Only lines holding the string "intensity" are wanted; copy each one from the material.

[Records]
********
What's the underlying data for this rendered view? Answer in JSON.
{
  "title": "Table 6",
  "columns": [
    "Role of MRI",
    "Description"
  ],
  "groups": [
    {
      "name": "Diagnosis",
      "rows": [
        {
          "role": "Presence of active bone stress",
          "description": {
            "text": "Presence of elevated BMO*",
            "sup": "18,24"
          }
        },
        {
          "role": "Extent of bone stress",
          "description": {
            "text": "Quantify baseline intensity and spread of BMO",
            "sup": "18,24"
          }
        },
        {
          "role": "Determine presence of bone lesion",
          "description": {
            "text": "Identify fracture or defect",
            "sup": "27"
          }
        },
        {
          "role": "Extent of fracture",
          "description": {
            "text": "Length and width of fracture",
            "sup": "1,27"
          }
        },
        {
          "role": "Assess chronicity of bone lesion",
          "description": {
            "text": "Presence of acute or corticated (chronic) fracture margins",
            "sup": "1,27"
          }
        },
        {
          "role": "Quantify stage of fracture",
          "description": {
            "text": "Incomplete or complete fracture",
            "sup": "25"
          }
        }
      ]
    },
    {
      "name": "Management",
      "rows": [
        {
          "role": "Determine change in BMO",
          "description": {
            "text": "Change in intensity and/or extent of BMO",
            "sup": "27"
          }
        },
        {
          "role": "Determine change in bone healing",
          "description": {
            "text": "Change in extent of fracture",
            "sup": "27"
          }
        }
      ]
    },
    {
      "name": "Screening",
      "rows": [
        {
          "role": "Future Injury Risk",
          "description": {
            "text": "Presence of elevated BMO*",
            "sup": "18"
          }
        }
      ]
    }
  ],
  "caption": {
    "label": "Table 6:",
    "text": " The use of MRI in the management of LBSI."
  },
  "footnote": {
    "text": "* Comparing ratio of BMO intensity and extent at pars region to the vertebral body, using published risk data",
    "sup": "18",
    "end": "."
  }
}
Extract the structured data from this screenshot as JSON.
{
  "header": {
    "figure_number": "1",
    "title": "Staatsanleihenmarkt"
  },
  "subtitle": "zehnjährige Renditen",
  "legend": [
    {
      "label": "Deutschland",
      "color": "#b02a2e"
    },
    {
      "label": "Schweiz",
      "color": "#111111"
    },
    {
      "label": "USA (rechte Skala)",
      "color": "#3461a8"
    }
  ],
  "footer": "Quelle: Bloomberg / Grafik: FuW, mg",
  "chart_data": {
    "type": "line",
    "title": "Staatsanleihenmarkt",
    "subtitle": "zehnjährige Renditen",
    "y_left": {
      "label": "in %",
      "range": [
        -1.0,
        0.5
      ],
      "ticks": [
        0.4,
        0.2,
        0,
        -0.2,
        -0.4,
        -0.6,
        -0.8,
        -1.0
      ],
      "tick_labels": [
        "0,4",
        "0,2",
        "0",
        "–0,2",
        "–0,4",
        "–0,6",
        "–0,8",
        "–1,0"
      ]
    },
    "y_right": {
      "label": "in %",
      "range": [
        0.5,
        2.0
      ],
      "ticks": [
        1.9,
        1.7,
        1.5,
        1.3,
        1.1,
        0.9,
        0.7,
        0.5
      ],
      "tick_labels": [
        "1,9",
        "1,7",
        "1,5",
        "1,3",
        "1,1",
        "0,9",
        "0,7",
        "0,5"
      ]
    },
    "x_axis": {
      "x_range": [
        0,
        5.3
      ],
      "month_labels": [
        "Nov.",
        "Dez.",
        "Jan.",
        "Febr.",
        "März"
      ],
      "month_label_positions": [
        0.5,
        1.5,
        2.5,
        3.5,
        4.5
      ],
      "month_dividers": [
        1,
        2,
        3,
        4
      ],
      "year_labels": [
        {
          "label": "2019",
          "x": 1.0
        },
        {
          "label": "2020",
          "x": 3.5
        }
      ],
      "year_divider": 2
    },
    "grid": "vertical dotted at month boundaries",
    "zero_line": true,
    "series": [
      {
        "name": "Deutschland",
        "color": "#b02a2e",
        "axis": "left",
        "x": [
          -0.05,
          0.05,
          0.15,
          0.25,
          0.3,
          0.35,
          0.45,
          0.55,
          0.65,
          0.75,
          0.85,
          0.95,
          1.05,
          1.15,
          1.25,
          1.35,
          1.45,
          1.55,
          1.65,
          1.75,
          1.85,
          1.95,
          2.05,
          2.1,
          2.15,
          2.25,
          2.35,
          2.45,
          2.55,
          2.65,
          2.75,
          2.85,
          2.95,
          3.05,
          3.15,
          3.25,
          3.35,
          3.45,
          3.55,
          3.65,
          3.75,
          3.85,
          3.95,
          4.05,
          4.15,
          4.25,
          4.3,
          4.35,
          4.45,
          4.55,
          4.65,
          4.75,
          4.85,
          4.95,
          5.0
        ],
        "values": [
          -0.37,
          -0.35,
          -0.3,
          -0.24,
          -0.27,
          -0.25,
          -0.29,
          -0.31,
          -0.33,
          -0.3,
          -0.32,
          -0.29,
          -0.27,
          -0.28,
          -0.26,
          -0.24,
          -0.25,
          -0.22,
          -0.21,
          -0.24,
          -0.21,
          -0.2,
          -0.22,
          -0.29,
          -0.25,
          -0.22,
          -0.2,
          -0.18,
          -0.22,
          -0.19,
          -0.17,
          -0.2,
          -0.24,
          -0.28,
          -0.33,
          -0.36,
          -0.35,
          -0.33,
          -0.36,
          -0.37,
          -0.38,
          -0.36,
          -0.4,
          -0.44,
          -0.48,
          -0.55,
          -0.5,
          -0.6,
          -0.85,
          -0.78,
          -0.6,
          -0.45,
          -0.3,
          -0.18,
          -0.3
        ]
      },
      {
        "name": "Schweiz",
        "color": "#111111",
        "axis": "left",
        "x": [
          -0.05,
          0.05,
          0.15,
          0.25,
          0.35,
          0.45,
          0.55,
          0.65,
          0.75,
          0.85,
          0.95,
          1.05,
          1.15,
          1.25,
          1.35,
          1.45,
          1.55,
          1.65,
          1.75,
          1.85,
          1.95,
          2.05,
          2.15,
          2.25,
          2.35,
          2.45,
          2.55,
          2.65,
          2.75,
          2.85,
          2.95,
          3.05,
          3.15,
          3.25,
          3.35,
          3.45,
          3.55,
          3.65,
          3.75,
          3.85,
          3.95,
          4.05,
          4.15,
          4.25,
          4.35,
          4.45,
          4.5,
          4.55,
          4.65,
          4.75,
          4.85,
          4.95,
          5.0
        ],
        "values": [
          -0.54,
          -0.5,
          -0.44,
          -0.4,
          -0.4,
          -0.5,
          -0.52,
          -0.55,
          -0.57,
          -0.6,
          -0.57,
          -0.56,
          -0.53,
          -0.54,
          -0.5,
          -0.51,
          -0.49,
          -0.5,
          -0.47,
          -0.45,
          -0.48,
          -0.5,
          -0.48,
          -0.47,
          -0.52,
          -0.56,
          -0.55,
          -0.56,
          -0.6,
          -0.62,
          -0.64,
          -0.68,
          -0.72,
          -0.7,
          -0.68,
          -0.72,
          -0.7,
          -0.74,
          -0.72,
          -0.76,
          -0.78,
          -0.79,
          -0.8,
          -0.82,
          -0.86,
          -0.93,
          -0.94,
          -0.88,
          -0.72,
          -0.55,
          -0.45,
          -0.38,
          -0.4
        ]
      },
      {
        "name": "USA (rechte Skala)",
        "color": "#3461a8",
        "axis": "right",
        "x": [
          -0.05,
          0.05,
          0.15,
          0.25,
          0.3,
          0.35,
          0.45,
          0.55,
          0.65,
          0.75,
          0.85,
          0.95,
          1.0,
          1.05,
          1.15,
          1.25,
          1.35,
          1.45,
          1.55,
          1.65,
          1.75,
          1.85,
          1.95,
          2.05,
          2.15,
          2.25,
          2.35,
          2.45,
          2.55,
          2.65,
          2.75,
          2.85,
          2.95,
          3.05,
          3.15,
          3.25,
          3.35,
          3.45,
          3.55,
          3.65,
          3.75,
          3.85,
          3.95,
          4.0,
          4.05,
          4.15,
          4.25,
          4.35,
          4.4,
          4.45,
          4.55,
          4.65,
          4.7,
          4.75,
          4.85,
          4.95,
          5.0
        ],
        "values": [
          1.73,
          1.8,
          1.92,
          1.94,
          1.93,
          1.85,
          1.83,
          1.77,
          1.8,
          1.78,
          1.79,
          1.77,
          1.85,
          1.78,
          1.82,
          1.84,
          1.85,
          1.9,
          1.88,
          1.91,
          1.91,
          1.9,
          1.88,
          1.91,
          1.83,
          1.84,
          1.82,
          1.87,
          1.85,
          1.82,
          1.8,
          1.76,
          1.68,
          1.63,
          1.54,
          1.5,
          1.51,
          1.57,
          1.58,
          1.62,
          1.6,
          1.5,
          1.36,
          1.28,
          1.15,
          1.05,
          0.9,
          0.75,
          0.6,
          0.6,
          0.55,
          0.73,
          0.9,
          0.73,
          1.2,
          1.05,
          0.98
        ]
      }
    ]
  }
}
********
Exercise answer:
            "text": "Quantify baseline intensity and spread of BMO",
            "text": "Change in intensity and/or extent of BMO",
    "text": "* Comparing ratio of BMO intensity and extent at pars region to the vertebral body, using published risk data",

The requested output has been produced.